>> begin

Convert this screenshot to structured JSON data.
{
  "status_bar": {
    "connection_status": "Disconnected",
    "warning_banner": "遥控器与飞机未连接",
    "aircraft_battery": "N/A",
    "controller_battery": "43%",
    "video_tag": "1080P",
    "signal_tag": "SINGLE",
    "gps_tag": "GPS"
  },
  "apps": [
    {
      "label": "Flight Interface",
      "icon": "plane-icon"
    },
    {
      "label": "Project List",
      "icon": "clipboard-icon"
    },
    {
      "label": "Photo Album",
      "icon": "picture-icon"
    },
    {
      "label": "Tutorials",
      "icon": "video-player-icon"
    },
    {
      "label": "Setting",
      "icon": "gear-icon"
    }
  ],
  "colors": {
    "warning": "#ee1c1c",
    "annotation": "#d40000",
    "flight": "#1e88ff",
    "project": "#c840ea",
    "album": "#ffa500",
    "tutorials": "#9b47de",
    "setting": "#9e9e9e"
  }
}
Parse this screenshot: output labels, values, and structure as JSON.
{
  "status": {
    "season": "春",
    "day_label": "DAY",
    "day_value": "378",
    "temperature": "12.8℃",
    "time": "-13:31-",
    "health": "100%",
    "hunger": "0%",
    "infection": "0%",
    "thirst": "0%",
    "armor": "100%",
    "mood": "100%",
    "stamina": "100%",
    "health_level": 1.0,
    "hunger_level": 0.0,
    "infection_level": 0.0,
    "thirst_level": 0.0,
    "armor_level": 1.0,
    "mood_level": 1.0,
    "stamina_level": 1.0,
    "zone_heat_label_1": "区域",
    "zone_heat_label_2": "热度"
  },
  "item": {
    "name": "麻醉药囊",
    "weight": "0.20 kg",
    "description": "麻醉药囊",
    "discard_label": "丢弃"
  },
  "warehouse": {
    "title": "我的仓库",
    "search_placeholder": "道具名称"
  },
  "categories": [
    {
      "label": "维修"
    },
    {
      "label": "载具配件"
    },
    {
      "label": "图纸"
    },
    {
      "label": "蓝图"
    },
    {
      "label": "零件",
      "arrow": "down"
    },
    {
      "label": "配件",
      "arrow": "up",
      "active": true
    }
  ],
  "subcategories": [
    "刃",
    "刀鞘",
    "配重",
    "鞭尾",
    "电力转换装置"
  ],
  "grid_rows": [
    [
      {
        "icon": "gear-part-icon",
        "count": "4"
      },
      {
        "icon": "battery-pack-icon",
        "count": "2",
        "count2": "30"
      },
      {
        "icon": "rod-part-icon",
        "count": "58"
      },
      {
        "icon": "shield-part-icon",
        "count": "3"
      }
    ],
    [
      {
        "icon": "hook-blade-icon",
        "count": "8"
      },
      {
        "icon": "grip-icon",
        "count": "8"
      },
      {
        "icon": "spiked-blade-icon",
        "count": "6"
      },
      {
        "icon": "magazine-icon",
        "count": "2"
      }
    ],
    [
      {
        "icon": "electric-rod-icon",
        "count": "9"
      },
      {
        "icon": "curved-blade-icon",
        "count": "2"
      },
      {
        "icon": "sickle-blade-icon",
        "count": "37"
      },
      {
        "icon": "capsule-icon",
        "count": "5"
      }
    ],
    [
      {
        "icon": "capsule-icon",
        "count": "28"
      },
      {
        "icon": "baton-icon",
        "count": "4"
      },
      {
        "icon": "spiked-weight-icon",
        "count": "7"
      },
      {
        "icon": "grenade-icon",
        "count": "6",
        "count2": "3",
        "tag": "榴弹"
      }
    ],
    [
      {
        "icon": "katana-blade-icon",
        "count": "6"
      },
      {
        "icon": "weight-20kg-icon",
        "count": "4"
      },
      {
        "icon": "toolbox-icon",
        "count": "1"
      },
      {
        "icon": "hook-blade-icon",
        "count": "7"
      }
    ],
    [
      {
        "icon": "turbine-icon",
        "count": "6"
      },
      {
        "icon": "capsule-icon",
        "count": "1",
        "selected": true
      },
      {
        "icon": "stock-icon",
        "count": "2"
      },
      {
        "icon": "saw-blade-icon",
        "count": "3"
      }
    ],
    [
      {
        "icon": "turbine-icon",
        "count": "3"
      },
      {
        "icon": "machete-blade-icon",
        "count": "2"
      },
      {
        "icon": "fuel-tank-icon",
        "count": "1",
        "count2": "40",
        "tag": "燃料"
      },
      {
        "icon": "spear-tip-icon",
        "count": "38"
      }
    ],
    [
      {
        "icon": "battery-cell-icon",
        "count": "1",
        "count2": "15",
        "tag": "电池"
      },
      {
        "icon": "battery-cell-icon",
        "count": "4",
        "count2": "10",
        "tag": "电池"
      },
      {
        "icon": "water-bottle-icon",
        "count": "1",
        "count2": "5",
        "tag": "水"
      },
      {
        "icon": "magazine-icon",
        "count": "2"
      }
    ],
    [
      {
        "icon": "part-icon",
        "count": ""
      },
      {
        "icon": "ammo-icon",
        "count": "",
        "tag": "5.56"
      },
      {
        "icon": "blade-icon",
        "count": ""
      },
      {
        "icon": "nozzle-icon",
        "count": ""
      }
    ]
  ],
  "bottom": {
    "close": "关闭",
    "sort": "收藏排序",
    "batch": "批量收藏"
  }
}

>> end

Exercise | Reproduce all data above, unchanged.

Exercise output |
Convert this screenshot to structured JSON data.
{
  "status_bar": {
    "connection_status": "Disconnected",
    "warning_banner": "遥控器与飞机未连接",
    "aircraft_battery": "N/A",
    "controller_battery": "43%",
    "video_tag": "1080P",
    "signal_tag": "SINGLE",
    "gps_tag": "GPS"
  },
  "apps": [
    {
      "label": "Flight Interface",
      "icon": "plane-icon"
    },
    {
      "label": "Project List",
      "icon": "clipboard-icon"
    },
    {
      "label": "Photo Album",
      "icon": "picture-icon"
    },
    {
      "label": "Tutorials",
      "icon": "video-player-icon"
    },
    {
      "label": "Setting",
      "icon": "gear-icon"
    }
  ],
  "colors": {
    "warning": "#ee1c1c",
    "annotation": "#d40000",
    "flight": "#1e88ff",
    "project": "#c840ea",
    "album": "#ffa500",
    "tutorials": "#9b47de",
    "setting": "#9e9e9e"
  }
}
Parse this screenshot: output labels, values, and structure as JSON.
{
  "status": {
    "season": "春",
    "day_label": "DAY",
    "day_value": "378",
    "temperature": "12.8℃",
    "time": "-13:31-",
    "health": "100%",
    "hunger": "0%",
    "infection": "0%",
    "thirst": "0%",
    "armor": "100%",
    "mood": "100%",
    "stamina": "100%",
    "health_level": 1.0,
    "hunger_level": 0.0,
    "infection_level": 0.0,
    "thirst_level": 0.0,
    "armor_level": 1.0,
    "mood_level": 1.0,
    "stamina_level": 1.0,
    "zone_heat_label_1": "区域",
    "zone_heat_label_2": "热度"
  },
  "item": {
    "name": "麻醉药囊",
    "weight": "0.20 kg",
    "description": "麻醉药囊",
    "discard_label": "丢弃"
  },
  "warehouse": {
    "title": "我的仓库",
    "search_placeholder": "道具名称"
  },
  "categories": [
    {
      "label": "维修"
    },
    {
      "label": "载具配件"
    },
    {
      "label": "图纸"
    },
    {
      "label": "蓝图"
    },
    {
      "label": "零件",
      "arrow": "down"
    },
    {
      "label": "配件",
      "arrow": "up",
      "active": true
    }
  ],
  "subcategories": [
    "刃",
    "刀鞘",
    "配重",
    "鞭尾",
    "电力转换装置"
  ],
  "grid_rows": [
    [
      {
        "icon": "gear-part-icon",
        "count": "4"
      },
      {
        "icon": "battery-pack-icon",
        "count": "2",
        "count2": "30"
      },
      {
        "icon": "rod-part-icon",
        "count": "58"
      },
      {
        "icon": "shield-part-icon",
        "count": "3"
      }
    ],
    [
      {
        "icon": "hook-blade-icon",
        "count": "8"
      },
      {
        "icon": "grip-icon",
        "count": "8"
      },
      {
        "icon": "spiked-blade-icon",
        "count": "6"
      },
      {
        "icon": "magazine-icon",
        "count": "2"
      }
    ],
    [
      {
        "icon": "electric-rod-icon",
        "count": "9"
      },
      {
        "icon": "curved-blade-icon",
        "count": "2"
      },
      {
        "icon": "sickle-blade-icon",
        "count": "37"
      },
      {
        "icon": "capsule-icon",
        "count": "5"
      }
    ],
    [
      {
        "icon": "capsule-icon",
        "count": "28"
      },
      {
        "icon": "baton-icon",
        "count": "4"
      },
      {
        "icon": "spiked-weight-icon",
        "count": "7"
      },
      {
        "icon": "grenade-icon",
        "count": "6",
        "count2": "3",
        "tag": "榴弹"
      }
    ],
    [
      {
        "icon": "katana-blade-icon",
        "count": "6"
      },
      {
        "icon": "weight-20kg-icon",
        "count": "4"
      },
      {
        "icon": "toolbox-icon",
        "count": "1"
      },
      {
        "icon": "hook-blade-icon",
        "count": "7"
      }
    ],
    [
      {
        "icon": "turbine-icon",
        "count": "6"
      },
      {
        "icon": "capsule-icon",
        "count": "1",
        "selected": true
      },
      {
        "icon": "stock-icon",
        "count": "2"
      },
      {
        "icon": "saw-blade-icon",
        "count": "3"
      }
    ],
    [
      {
        "icon": "turbine-icon",
        "count": "3"
      },
      {
        "icon": "machete-blade-icon",
        "count": "2"
      },
      {
        "icon": "fuel-tank-icon",
        "count": "1",
        "count2": "40",
        "tag": "燃料"
      },
      {
        "icon": "spear-tip-icon",
        "count": "38"
      }
    ],
    [
      {
        "icon": "battery-cell-icon",
        "count": "1",
        "count2": "15",
        "tag": "电池"
      },
      {
        "icon": "battery-cell-icon",
        "count": "4",
        "count2": "10",
        "tag": "电池"
      },
      {
        "icon": "water-bottle-icon",
        "count": "1",
        "count2": "5",
        "tag": "水"
      },
      {
        "icon": "magazine-icon",
        "count": "2"
      }
    ],
    [
      {
        "icon": "part-icon",
        "count": ""
      },
      {
        "icon": "ammo-icon",
        "count": "",
        "tag": "5.56"
      },
      {
        "icon": "blade-icon",
        "count": ""
      },
      {
        "icon": "nozzle-icon",
        "count": ""
      }
    ]
  ],
  "bottom": {
    "close": "关闭",
    "sort": "收藏排序",
    "batch": "批量收藏"
  }
}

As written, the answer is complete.